■ **Problem description**
Every line below that contains "Unofficial" is to be copied.

________________________

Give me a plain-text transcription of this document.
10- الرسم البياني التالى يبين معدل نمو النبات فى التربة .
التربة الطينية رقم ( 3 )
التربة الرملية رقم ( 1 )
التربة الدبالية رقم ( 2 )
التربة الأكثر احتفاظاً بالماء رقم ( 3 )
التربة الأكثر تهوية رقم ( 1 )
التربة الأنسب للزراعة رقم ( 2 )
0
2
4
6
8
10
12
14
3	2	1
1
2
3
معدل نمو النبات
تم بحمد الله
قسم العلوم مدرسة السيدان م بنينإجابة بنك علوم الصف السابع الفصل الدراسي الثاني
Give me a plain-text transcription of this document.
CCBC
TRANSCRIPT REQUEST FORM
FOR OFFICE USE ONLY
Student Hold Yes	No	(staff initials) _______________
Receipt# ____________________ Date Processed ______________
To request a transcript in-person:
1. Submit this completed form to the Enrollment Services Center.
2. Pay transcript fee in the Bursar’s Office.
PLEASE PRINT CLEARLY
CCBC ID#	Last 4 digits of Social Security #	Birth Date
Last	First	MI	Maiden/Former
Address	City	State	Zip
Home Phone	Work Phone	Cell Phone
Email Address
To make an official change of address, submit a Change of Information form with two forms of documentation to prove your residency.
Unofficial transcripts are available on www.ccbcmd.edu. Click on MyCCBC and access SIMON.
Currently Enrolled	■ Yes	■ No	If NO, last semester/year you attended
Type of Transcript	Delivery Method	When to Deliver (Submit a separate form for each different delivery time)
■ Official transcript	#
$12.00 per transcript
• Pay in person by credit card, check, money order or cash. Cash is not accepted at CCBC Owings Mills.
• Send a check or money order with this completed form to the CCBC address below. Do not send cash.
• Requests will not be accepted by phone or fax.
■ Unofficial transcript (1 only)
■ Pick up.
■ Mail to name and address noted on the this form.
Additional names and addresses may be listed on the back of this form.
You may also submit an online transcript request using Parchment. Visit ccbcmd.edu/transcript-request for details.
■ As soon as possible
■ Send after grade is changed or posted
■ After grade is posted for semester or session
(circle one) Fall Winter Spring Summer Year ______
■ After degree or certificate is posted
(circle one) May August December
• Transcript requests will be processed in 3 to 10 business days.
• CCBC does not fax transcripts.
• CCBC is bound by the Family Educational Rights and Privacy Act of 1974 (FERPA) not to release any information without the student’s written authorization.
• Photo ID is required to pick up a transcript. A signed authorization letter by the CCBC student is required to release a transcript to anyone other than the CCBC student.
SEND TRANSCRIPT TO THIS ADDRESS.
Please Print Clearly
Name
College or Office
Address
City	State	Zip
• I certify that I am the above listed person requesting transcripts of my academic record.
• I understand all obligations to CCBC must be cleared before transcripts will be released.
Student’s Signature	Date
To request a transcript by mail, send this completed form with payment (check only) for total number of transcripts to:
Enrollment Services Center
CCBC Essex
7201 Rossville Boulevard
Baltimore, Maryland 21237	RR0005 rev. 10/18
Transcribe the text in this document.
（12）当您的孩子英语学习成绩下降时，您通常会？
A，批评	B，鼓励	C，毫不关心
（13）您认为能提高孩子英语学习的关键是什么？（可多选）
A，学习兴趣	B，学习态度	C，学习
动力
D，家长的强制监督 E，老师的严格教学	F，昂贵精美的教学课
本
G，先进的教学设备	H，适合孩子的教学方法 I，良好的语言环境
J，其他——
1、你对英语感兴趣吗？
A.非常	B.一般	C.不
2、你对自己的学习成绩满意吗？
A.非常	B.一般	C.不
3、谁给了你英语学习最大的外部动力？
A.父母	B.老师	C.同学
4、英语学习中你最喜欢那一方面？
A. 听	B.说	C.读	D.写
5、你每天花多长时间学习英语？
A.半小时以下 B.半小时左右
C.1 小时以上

________________________

■ **Result**
Unofficial transcripts are available on www.ccbcmd.edu. Click on MyCCBC and access SIMON.
■ Unofficial transcript (1 only)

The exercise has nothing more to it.